● **REQUIREMENTS**:
Print out every record exactly as it appears.

[Dataset records]

********

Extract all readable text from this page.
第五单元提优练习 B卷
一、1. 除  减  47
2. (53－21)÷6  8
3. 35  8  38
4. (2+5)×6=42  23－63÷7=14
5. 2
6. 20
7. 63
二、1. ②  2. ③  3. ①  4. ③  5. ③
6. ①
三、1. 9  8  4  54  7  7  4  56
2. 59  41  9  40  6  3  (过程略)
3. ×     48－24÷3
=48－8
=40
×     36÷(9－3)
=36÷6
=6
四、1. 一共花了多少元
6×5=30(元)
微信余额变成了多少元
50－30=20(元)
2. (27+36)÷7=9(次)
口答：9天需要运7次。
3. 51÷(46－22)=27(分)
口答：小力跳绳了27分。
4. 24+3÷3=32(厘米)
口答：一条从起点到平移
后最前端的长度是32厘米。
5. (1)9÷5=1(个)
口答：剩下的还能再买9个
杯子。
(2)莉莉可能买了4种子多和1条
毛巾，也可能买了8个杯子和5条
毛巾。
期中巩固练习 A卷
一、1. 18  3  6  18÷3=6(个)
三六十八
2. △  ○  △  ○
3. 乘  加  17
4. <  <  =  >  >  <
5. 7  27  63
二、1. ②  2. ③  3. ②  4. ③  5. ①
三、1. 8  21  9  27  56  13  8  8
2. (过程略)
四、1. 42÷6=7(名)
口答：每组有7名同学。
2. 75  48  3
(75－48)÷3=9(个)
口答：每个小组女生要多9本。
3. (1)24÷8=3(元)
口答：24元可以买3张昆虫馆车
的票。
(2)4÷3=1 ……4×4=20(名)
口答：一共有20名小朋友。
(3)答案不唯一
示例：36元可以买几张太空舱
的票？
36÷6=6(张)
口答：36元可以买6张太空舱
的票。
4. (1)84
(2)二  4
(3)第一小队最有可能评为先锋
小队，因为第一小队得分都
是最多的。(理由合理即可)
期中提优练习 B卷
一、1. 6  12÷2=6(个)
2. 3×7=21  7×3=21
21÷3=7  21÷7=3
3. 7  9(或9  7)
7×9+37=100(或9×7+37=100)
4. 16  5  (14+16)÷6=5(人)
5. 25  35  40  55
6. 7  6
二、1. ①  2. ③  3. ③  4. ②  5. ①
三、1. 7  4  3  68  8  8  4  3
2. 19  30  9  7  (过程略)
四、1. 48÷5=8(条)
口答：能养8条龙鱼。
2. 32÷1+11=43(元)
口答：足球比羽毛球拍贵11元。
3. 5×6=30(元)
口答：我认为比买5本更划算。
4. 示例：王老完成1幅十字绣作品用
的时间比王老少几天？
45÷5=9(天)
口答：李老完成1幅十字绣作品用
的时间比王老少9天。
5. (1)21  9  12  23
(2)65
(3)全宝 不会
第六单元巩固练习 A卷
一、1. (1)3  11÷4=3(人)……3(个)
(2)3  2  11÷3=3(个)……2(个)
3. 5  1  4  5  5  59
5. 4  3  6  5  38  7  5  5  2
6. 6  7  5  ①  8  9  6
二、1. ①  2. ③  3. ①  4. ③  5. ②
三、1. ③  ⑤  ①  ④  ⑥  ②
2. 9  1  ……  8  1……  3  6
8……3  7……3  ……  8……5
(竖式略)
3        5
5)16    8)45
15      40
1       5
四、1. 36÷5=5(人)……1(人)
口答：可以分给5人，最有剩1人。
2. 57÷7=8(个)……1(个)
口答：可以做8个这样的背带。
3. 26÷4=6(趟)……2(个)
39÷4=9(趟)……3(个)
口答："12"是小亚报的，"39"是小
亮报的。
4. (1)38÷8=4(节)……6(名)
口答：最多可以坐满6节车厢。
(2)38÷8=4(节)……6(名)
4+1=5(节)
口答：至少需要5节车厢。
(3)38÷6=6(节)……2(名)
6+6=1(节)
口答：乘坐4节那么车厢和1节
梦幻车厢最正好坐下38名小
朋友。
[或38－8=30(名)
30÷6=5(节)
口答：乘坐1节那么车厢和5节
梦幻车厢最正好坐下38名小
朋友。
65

********

● **SOLUTION TO THE EXERCISE**:
Extract all readable text from this page.
第五单元提优练习 B卷
一、1. 除  减  47
2. (53－21)÷6  8
3. 35  8  38
4. (2+5)×6=42  23－63÷7=14
5. 2
6. 20
7. 63
二、1. ②  2. ③  3. ①  4. ③  5. ③
6. ①
三、1. 9  8  4  54  7  7  4  56
2. 59  41  9  40  6  3  (过程略)
3. ×     48－24÷3
=48－8
=40
×     36÷(9－3)
=36÷6
=6
四、1. 一共花了多少元
6×5=30(元)
微信余额变成了多少元
50－30=20(元)
2. (27+36)÷7=9(次)
口答：9天需要运7次。
3. 51÷(46－22)=27(分)
口答：小力跳绳了27分。
4. 24+3÷3=32(厘米)
口答：一条从起点到平移
后最前端的长度是32厘米。
5. (1)9÷5=1(个)
口答：剩下的还能再买9个
杯子。
(2)莉莉可能买了4种子多和1条
毛巾，也可能买了8个杯子和5条
毛巾。
期中巩固练习 A卷
一、1. 18  3  6  18÷3=6(个)
三六十八
2. △  ○  △  ○
3. 乘  加  17
4. <  <  =  >  >  <
5. 7  27  63
二、1. ②  2. ③  3. ②  4. ③  5. ①
三、1. 8  21  9  27  56  13  8  8
2. (过程略)
四、1. 42÷6=7(名)
口答：每组有7名同学。
2. 75  48  3
(75－48)÷3=9(个)
口答：每个小组女生要多9本。
3. (1)24÷8=3(元)
口答：24元可以买3张昆虫馆车
的票。
(2)4÷3=1 ……4×4=20(名)
口答：一共有20名小朋友。
(3)答案不唯一
示例：36元可以买几张太空舱
的票？
36÷6=6(张)
口答：36元可以买6张太空舱
的票。
4. (1)84
(2)二  4
(3)第一小队最有可能评为先锋
小队，因为第一小队得分都
是最多的。(理由合理即可)
期中提优练习 B卷
一、1. 6  12÷2=6(个)
2. 3×7=21  7×3=21
21÷3=7  21÷7=3
3. 7  9(或9  7)
7×9+37=100(或9×7+37=100)
4. 16  5  (14+16)÷6=5(人)
5. 25  35  40  55
6. 7  6
二、1. ①  2. ③  3. ③  4. ②  5. ①
三、1. 7  4  3  68  8  8  4  3
2. 19  30  9  7  (过程略)
四、1. 48÷5=8(条)
口答：能养8条龙鱼。
2. 32÷1+11=43(元)
口答：足球比羽毛球拍贵11元。
3. 5×6=30(元)
口答：我认为比买5本更划算。
4. 示例：王老完成1幅十字绣作品用
的时间比王老少几天？
45÷5=9(天)
口答：李老完成1幅十字绣作品用
的时间比王老少9天。
5. (1)21  9  12  23
(2)65
(3)全宝 不会
第六单元巩固练习 A卷
一、1. (1)3  11÷4=3(人)……3(个)
(2)3  2  11÷3=3(个)……2(个)
3. 5  1  4  5  5  59
5. 4  3  6  5  38  7  5  5  2
6. 6  7  5  ①  8  9  6
二、1. ①  2. ③  3. ①  4. ③  5. ②
三、1. ③  ⑤  ①  ④  ⑥  ②
2. 9  1  ……  8  1……  3  6
8……3  7……3  ……  8……5
(竖式略)
3        5
5)16    8)45
15      40
1       5
四、1. 36÷5=5(人)……1(人)
口答：可以分给5人，最有剩1人。
2. 57÷7=8(个)……1(个)
口答：可以做8个这样的背带。
3. 26÷4=6(趟)……2(个)
39÷4=9(趟)……3(个)
口答："12"是小亚报的，"39"是小
亮报的。
4. (1)38÷8=4(节)……6(名)
口答：最多可以坐满6节车厢。
(2)38÷8=4(节)……6(名)
4+1=5(节)
口答：至少需要5节车厢。
(3)38÷6=6(节)……2(名)
6+6=1(节)
口答：乘坐4节那么车厢和1节
梦幻车厢最正好坐下38名小
朋友。
[或38－8=30(名)
30÷6=5(节)
口答：乘坐1节那么车厢和5节
梦幻车厢最正好坐下38名小
朋友。
65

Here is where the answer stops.